-- START OF RECORDS TO USE --

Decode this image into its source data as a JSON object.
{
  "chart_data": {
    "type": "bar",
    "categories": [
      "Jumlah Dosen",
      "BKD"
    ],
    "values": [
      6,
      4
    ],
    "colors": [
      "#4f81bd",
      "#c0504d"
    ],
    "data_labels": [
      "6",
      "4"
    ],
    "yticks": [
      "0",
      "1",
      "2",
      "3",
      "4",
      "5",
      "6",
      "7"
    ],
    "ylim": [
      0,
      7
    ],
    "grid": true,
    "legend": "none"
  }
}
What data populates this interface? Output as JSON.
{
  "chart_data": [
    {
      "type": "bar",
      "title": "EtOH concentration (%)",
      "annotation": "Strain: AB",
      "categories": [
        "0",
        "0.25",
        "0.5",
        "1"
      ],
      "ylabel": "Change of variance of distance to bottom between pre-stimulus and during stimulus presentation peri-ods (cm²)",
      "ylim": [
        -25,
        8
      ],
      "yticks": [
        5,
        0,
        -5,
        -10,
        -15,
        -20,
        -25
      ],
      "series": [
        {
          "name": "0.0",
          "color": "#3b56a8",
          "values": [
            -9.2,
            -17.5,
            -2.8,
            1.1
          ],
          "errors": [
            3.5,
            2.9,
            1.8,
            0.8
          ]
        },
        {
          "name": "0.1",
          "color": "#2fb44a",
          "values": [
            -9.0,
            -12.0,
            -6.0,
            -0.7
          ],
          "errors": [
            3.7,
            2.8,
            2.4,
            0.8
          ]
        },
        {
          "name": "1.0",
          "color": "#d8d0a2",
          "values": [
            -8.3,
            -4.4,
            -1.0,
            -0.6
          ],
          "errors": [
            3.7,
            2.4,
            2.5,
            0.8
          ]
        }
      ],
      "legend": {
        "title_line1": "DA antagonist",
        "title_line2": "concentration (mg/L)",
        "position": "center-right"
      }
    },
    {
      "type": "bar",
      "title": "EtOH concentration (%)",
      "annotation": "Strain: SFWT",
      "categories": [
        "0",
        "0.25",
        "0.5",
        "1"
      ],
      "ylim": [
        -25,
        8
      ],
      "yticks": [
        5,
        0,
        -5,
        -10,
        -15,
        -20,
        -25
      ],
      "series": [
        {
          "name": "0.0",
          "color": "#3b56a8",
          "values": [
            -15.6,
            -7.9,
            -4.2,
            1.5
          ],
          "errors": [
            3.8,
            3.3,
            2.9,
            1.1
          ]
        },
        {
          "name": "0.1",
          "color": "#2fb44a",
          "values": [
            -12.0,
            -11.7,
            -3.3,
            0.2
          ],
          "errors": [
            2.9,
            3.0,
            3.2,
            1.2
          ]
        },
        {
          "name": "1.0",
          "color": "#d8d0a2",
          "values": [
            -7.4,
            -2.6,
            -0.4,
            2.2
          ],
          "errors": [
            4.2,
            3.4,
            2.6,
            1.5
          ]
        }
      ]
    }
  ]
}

-- END OF RECORDS TO USE --

Lines containing "JSON" are to be counted. State the total and add nothing.

_SOLUTION TO THIS EXERCISE_
2